[Dataset rows]
begin
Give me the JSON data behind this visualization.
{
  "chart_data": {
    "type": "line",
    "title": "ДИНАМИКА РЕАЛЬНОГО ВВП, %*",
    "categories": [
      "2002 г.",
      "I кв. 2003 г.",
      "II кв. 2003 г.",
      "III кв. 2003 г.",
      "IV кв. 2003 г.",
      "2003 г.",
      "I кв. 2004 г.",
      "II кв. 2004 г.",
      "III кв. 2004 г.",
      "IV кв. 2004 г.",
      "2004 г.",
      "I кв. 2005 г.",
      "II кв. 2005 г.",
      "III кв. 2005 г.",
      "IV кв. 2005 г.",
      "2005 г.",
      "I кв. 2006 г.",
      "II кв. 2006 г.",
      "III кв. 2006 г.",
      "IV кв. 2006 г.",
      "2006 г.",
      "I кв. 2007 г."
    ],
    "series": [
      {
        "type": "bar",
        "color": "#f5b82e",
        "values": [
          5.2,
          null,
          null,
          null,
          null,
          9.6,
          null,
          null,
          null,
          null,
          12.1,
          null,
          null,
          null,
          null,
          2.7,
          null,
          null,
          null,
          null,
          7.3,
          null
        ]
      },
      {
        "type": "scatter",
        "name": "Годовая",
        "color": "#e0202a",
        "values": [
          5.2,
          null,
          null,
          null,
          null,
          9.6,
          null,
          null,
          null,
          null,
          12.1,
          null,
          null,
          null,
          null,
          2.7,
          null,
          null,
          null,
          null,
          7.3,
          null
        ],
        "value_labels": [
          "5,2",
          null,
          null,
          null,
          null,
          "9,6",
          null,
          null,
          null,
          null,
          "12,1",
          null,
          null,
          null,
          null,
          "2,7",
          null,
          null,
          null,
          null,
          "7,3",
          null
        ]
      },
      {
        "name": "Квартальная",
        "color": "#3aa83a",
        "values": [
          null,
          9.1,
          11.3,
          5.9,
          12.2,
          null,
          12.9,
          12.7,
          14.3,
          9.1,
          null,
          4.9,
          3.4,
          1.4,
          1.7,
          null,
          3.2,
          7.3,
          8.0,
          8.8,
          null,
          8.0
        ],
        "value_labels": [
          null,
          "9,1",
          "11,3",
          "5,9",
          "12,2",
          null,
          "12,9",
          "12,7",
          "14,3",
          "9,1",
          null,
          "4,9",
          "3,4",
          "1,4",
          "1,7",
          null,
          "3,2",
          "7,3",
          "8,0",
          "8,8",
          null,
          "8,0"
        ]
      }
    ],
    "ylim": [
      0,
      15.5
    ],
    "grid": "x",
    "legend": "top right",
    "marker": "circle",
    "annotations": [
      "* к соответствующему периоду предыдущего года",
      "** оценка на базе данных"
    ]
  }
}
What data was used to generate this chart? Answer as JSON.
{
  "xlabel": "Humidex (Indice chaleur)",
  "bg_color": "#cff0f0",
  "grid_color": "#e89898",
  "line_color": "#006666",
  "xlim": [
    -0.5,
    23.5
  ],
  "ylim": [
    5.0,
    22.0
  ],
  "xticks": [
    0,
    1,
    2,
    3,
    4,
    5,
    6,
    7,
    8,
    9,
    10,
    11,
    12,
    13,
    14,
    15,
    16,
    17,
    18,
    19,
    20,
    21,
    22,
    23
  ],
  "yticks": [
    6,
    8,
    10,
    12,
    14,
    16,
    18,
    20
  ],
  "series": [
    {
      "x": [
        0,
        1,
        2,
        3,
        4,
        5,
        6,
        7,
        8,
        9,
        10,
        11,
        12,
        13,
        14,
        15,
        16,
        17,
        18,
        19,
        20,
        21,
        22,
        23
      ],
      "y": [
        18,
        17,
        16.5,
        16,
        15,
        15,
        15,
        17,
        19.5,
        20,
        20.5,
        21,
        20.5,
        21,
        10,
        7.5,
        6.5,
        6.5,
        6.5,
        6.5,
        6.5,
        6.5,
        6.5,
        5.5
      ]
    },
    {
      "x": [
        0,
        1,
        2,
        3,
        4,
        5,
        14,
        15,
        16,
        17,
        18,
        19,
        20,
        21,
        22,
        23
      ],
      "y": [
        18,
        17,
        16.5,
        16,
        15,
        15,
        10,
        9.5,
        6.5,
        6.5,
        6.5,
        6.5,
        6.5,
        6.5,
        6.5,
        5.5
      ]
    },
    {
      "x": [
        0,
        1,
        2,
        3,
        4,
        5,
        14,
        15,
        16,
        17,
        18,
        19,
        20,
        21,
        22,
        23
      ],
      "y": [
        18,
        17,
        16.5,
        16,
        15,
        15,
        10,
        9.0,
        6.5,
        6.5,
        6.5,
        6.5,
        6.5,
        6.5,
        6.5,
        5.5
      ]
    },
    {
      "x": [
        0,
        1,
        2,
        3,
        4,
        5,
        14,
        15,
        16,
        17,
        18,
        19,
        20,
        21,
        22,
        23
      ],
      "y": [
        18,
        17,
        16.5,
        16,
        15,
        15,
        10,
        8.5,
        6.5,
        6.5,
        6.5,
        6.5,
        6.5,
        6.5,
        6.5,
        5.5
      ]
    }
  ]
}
end
- Set task
The records above must be output exactly, in full.

- Final result
Give me the JSON data behind this visualization.
{
  "chart_data": {
    "type": "line",
    "title": "ДИНАМИКА РЕАЛЬНОГО ВВП, %*",
    "categories": [
      "2002 г.",
      "I кв. 2003 г.",
      "II кв. 2003 г.",
      "III кв. 2003 г.",
      "IV кв. 2003 г.",
      "2003 г.",
      "I кв. 2004 г.",
      "II кв. 2004 г.",
      "III кв. 2004 г.",
      "IV кв. 2004 г.",
      "2004 г.",
      "I кв. 2005 г.",
      "II кв. 2005 г.",
      "III кв. 2005 г.",
      "IV кв. 2005 г.",
      "2005 г.",
      "I кв. 2006 г.",
      "II кв. 2006 г.",
      "III кв. 2006 г.",
      "IV кв. 2006 г.",
      "2006 г.",
      "I кв. 2007 г."
    ],
    "series": [
      {
        "type": "bar",
        "color": "#f5b82e",
        "values": [
          5.2,
          null,
          null,
          null,
          null,
          9.6,
          null,
          null,
          null,
          null,
          12.1,
          null,
          null,
          null,
          null,
          2.7,
          null,
          null,
          null,
          null,
          7.3,
          null
        ]
      },
      {
        "type": "scatter",
        "name": "Годовая",
        "color": "#e0202a",
        "values": [
          5.2,
          null,
          null,
          null,
          null,
          9.6,
          null,
          null,
          null,
          null,
          12.1,
          null,
          null,
          null,
          null,
          2.7,
          null,
          null,
          null,
          null,
          7.3,
          null
        ],
        "value_labels": [
          "5,2",
          null,
          null,
          null,
          null,
          "9,6",
          null,
          null,
          null,
          null,
          "12,1",
          null,
          null,
          null,
          null,
          "2,7",
          null,
          null,
          null,
          null,
          "7,3",
          null
        ]
      },
      {
        "name": "Квартальная",
        "color": "#3aa83a",
        "values": [
          null,
          9.1,
          11.3,
          5.9,
          12.2,
          null,
          12.9,
          12.7,
          14.3,
          9.1,
          null,
          4.9,
          3.4,
          1.4,
          1.7,
          null,
          3.2,
          7.3,
          8.0,
          8.8,
          null,
          8.0
        ],
        "value_labels": [
          null,
          "9,1",
          "11,3",
          "5,9",
          "12,2",
          null,
          "12,9",
          "12,7",
          "14,3",
          "9,1",
          null,
          "4,9",
          "3,4",
          "1,4",
          "1,7",
          null,
          "3,2",
          "7,3",
          "8,0",
          "8,8",
          null,
          "8,0"
        ]
      }
    ],
    "ylim": [
      0,
      15.5
    ],
    "grid": "x",
    "legend": "top right",
    "marker": "circle",
    "annotations": [
      "* к соответствующему периоду предыдущего года",
      "** оценка на базе данных"
    ]
  }
}
What data was used to generate this chart? Answer as JSON.
{
  "xlabel": "Humidex (Indice chaleur)",
  "bg_color": "#cff0f0",
  "grid_color": "#e89898",
  "line_color": "#006666",
  "xlim": [
    -0.5,
    23.5
  ],
  "ylim": [
    5.0,
    22.0
  ],
  "xticks": [
    0,
    1,
    2,
    3,
    4,
    5,
    6,
    7,
    8,
    9,
    10,
    11,
    12,
    13,
    14,
    15,
    16,
    17,
    18,
    19,
    20,
    21,
    22,
    23
  ],
  "yticks": [
    6,
    8,
    10,
    12,
    14,
    16,
    18,
    20
  ],
  "series": [
    {
      "x": [
        0,
        1,
        2,
        3,
        4,
        5,
        6,
        7,
        8,
        9,
        10,
        11,
        12,
        13,
        14,
        15,
        16,
        17,
        18,
        19,
        20,
        21,
        22,
        23
      ],
      "y": [
        18,
        17,
        16.5,
        16,
        15,
        15,
        15,
        17,
        19.5,
        20,
        20.5,
        21,
        20.5,
        21,
        10,
        7.5,
        6.5,
        6.5,
        6.5,
        6.5,
        6.5,
        6.5,
        6.5,
        5.5
      ]
    },
    {
      "x": [
        0,
        1,
        2,
        3,
        4,
        5,
        14,
        15,
        16,
        17,
        18,
        19,
        20,
        21,
        22,
        23
      ],
      "y": [
        18,
        17,
        16.5,
        16,
        15,
        15,
        10,
        9.5,
        6.5,
        6.5,
        6.5,
        6.5,
        6.5,
        6.5,
        6.5,
        5.5
      ]
    },
    {
      "x": [
        0,
        1,
        2,
        3,
        4,
        5,
        14,
        15,
        16,
        17,
        18,
        19,
        20,
        21,
        22,
        23
      ],
      "y": [
        18,
        17,
        16.5,
        16,
        15,
        15,
        10,
        9.0,
        6.5,
        6.5,
        6.5,
        6.5,
        6.5,
        6.5,
        6.5,
        5.5
      ]
    },
    {
      "x": [
        0,
        1,
        2,
        3,
        4,
        5,
        14,
        15,
        16,
        17,
        18,
        19,
        20,
        21,
        22,
        23
      ],
      "y": [
        18,
        17,
        16.5,
        16,
        15,
        15,
        10,
        8.5,
        6.5,
        6.5,
        6.5,
        6.5,
        6.5,
        6.5,
        6.5,
        5.5
      ]
    }
  ]
}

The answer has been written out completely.